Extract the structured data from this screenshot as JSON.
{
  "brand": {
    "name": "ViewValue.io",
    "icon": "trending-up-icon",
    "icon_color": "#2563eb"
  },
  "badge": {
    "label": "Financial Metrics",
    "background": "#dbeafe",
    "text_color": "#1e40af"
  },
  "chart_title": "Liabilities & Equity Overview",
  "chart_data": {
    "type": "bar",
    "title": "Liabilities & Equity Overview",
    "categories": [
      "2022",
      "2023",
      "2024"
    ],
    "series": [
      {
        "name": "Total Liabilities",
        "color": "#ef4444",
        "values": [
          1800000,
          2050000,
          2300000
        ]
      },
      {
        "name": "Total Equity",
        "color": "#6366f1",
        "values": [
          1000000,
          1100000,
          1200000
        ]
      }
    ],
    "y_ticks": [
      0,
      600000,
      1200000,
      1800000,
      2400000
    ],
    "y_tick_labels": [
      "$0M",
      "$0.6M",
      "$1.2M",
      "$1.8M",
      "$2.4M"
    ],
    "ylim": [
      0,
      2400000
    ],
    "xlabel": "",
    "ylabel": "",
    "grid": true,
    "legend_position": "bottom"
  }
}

■ The problem ■
Which lines in the records above contain the string "name"? Copy each one.

■ Reply ■
    "name": "ViewValue.io",
        "name": "Total Liabilities",
        "name": "Total Equity",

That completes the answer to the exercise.